Objective> All entries should be output exactly as they stand.

Data items>

____

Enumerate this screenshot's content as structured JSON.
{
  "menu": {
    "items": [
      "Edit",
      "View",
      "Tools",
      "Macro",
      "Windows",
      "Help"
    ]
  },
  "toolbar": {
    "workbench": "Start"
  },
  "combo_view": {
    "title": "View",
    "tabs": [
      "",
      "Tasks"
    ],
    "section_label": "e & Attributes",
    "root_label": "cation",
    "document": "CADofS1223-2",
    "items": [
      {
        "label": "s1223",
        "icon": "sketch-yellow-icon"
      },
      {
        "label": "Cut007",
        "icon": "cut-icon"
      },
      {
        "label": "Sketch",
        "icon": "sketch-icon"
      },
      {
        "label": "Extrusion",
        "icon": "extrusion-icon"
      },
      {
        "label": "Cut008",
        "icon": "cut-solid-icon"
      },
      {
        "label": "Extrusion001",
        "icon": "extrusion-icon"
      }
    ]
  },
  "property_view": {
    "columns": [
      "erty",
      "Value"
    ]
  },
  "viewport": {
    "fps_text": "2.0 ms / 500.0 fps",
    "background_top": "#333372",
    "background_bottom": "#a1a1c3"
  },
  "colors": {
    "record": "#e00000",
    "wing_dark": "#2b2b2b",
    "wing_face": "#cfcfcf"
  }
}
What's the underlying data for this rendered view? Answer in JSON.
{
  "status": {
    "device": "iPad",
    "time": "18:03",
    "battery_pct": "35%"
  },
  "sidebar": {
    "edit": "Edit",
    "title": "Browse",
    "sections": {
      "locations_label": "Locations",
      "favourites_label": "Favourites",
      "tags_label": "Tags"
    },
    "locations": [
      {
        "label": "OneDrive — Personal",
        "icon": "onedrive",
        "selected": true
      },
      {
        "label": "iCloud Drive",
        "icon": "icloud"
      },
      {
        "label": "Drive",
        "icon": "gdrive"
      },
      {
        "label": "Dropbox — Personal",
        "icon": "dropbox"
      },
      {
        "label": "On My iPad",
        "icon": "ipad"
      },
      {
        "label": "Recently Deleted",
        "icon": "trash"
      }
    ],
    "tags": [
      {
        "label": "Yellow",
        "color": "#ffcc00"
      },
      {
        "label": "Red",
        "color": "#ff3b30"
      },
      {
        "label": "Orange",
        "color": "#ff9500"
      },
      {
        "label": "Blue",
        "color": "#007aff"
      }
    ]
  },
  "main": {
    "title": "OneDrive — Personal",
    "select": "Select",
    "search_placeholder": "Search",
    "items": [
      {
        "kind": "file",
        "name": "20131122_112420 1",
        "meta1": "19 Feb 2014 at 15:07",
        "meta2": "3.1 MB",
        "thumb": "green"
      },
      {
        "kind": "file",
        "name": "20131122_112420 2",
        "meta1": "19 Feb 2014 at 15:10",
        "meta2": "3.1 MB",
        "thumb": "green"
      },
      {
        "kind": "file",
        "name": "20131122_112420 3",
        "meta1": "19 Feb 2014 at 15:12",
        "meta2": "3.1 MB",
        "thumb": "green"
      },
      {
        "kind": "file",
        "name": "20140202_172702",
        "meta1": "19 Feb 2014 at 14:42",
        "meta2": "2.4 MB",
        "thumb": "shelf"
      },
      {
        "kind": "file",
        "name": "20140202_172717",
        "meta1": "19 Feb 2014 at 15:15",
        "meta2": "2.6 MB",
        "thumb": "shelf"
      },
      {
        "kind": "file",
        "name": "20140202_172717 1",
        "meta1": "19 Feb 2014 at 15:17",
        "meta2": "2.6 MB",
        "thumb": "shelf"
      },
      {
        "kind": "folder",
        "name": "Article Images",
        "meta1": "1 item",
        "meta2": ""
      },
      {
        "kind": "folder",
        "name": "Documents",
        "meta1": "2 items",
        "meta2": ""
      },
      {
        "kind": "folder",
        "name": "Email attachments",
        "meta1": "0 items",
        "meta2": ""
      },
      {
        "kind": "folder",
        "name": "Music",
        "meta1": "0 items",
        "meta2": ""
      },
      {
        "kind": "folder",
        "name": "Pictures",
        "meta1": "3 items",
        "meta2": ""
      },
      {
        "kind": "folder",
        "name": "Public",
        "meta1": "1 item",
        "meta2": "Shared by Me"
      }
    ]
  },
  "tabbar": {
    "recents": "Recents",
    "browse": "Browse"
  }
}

____

Result of this exercise>
Enumerate this screenshot's content as structured JSON.
{
  "menu": {
    "items": [
      "Edit",
      "View",
      "Tools",
      "Macro",
      "Windows",
      "Help"
    ]
  },
  "toolbar": {
    "workbench": "Start"
  },
  "combo_view": {
    "title": "View",
    "tabs": [
      "",
      "Tasks"
    ],
    "section_label": "e & Attributes",
    "root_label": "cation",
    "document": "CADofS1223-2",
    "items": [
      {
        "label": "s1223",
        "icon": "sketch-yellow-icon"
      },
      {
        "label": "Cut007",
        "icon": "cut-icon"
      },
      {
        "label": "Sketch",
        "icon": "sketch-icon"
      },
      {
        "label": "Extrusion",
        "icon": "extrusion-icon"
      },
      {
        "label": "Cut008",
        "icon": "cut-solid-icon"
      },
      {
        "label": "Extrusion001",
        "icon": "extrusion-icon"
      }
    ]
  },
  "property_view": {
    "columns": [
      "erty",
      "Value"
    ]
  },
  "viewport": {
    "fps_text": "2.0 ms / 500.0 fps",
    "background_top": "#333372",
    "background_bottom": "#a1a1c3"
  },
  "colors": {
    "record": "#e00000",
    "wing_dark": "#2b2b2b",
    "wing_face": "#cfcfcf"
  }
}
What's the underlying data for this rendered view? Answer in JSON.
{
  "status": {
    "device": "iPad",
    "time": "18:03",
    "battery_pct": "35%"
  },
  "sidebar": {
    "edit": "Edit",
    "title": "Browse",
    "sections": {
      "locations_label": "Locations",
      "favourites_label": "Favourites",
      "tags_label": "Tags"
    },
    "locations": [
      {
        "label": "OneDrive — Personal",
        "icon": "onedrive",
        "selected": true
      },
      {
        "label": "iCloud Drive",
        "icon": "icloud"
      },
      {
        "label": "Drive",
        "icon": "gdrive"
      },
      {
        "label": "Dropbox — Personal",
        "icon": "dropbox"
      },
      {
        "label": "On My iPad",
        "icon": "ipad"
      },
      {
        "label": "Recently Deleted",
        "icon": "trash"
      }
    ],
    "tags": [
      {
        "label": "Yellow",
        "color": "#ffcc00"
      },
      {
        "label": "Red",
        "color": "#ff3b30"
      },
      {
        "label": "Orange",
        "color": "#ff9500"
      },
      {
        "label": "Blue",
        "color": "#007aff"
      }
    ]
  },
  "main": {
    "title": "OneDrive — Personal",
    "select": "Select",
    "search_placeholder": "Search",
    "items": [
      {
        "kind": "file",
        "name": "20131122_112420 1",
        "meta1": "19 Feb 2014 at 15:07",
        "meta2": "3.1 MB",
        "thumb": "green"
      },
      {
        "kind": "file",
        "name": "20131122_112420 2",
        "meta1": "19 Feb 2014 at 15:10",
        "meta2": "3.1 MB",
        "thumb": "green"
      },
      {
        "kind": "file",
        "name": "20131122_112420 3",
        "meta1": "19 Feb 2014 at 15:12",
        "meta2": "3.1 MB",
        "thumb": "green"
      },
      {
        "kind": "file",
        "name": "20140202_172702",
        "meta1": "19 Feb 2014 at 14:42",
        "meta2": "2.4 MB",
        "thumb": "shelf"
      },
      {
        "kind": "file",
        "name": "20140202_172717",
        "meta1": "19 Feb 2014 at 15:15",
        "meta2": "2.6 MB",
        "thumb": "shelf"
      },
      {
        "kind": "file",
        "name": "20140202_172717 1",
        "meta1": "19 Feb 2014 at 15:17",
        "meta2": "2.6 MB",
        "thumb": "shelf"
      },
      {
        "kind": "folder",
        "name": "Article Images",
        "meta1": "1 item",
        "meta2": ""
      },
      {
        "kind": "folder",
        "name": "Documents",
        "meta1": "2 items",
        "meta2": ""
      },
      {
        "kind": "folder",
        "name": "Email attachments",
        "meta1": "0 items",
        "meta2": ""
      },
      {
        "kind": "folder",
        "name": "Music",
        "meta1": "0 items",
        "meta2": ""
      },
      {
        "kind": "folder",
        "name": "Pictures",
        "meta1": "3 items",
        "meta2": ""
      },
      {
        "kind": "folder",
        "name": "Public",
        "meta1": "1 item",
        "meta2": "Shared by Me"
      }
    ]
  },
  "tabbar": {
    "recents": "Recents",
    "browse": "Browse"
  }
}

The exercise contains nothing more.